== PROBLEM DETAILS ==
Show each line of the data below that has the string "leaving" in it.

Stored dataset items:
::::

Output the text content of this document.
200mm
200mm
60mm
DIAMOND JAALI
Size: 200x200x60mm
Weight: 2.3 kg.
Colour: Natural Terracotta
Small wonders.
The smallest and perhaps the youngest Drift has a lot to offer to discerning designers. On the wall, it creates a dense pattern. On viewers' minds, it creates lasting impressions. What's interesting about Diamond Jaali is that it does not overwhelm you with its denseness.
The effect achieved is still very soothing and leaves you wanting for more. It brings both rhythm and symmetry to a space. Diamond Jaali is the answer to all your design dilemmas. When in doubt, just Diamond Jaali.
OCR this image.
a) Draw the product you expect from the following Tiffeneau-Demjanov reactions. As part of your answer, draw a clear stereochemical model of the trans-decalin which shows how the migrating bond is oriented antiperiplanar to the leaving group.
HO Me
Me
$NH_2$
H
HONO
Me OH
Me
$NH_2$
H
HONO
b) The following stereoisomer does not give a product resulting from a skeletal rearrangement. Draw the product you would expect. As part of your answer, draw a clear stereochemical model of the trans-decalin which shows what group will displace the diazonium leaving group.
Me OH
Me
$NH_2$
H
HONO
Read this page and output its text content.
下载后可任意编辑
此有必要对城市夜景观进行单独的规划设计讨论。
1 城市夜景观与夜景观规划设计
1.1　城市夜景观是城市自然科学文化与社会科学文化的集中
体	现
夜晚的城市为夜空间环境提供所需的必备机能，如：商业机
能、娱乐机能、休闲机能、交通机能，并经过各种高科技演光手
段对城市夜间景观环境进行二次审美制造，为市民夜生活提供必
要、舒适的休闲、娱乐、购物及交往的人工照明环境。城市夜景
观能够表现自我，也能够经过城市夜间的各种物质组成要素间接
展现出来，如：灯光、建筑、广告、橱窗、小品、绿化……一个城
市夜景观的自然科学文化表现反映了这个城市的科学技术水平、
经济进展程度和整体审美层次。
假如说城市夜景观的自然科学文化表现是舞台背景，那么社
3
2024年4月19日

::::

== FINISHED TASK ==
a) Draw the product you expect from the following Tiffeneau-Demjanov reactions. As part of your answer, draw a clear stereochemical model of the trans-decalin which shows how the migrating bond is oriented antiperiplanar to the leaving group.
b) The following stereoisomer does not give a product resulting from a skeletal rearrangement. Draw the product you would expect. As part of your answer, draw a clear stereochemical model of the trans-decalin which shows what group will displace the diazonium leaving group.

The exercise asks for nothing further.